Extracted data:
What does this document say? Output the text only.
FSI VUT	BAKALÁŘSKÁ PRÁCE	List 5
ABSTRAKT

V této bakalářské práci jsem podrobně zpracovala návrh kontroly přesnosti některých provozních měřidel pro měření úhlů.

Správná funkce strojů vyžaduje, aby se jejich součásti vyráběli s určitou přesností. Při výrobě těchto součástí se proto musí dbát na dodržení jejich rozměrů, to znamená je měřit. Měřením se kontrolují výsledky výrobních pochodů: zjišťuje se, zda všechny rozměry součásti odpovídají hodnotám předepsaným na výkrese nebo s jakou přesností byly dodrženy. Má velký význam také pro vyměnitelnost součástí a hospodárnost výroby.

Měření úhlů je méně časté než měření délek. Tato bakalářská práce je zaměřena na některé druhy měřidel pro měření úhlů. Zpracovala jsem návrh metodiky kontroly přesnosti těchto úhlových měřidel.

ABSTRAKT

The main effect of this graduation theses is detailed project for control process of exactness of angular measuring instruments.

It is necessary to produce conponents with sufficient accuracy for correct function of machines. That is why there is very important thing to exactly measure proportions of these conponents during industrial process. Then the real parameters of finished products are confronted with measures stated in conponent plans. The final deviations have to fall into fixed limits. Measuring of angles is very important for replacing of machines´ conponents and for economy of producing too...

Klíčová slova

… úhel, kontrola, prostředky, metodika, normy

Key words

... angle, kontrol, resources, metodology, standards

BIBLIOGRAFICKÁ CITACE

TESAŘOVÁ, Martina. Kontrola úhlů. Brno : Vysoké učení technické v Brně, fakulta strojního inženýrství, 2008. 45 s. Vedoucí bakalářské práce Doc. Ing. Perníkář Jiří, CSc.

What is required: Write out the data again, exactly and in full.

Result below:
What does this document say? Output the text only.
FSI VUT	BAKALÁŘSKÁ PRÁCE	List 5
ABSTRAKT

V této bakalářské práci jsem podrobně zpracovala návrh kontroly přesnosti některých provozních měřidel pro měření úhlů.

Správná funkce strojů vyžaduje, aby se jejich součásti vyráběli s určitou přesností. Při výrobě těchto součástí se proto musí dbát na dodržení jejich rozměrů, to znamená je měřit. Měřením se kontrolují výsledky výrobních pochodů: zjišťuje se, zda všechny rozměry součásti odpovídají hodnotám předepsaným na výkrese nebo s jakou přesností byly dodrženy. Má velký význam také pro vyměnitelnost součástí a hospodárnost výroby.

Měření úhlů je méně časté než měření délek. Tato bakalářská práce je zaměřena na některé druhy měřidel pro měření úhlů. Zpracovala jsem návrh metodiky kontroly přesnosti těchto úhlových měřidel.

ABSTRAKT

The main effect of this graduation theses is detailed project for control process of exactness of angular measuring instruments.

It is necessary to produce conponents with sufficient accuracy for correct function of machines. That is why there is very important thing to exactly measure proportions of these conponents during industrial process. Then the real parameters of finished products are confronted with measures stated in conponent plans. The final deviations have to fall into fixed limits. Measuring of angles is very important for replacing of machines´ conponents and for economy of producing too...

Klíčová slova

… úhel, kontrola, prostředky, metodika, normy

Key words

... angle, kontrol, resources, metodology, standards

BIBLIOGRAFICKÁ CITACE

TESAŘOVÁ, Martina. Kontrola úhlů. Brno : Vysoké učení technické v Brně, fakulta strojního inženýrství, 2008. 45 s. Vedoucí bakalářské práce Doc. Ing. Perníkář Jiří, CSc.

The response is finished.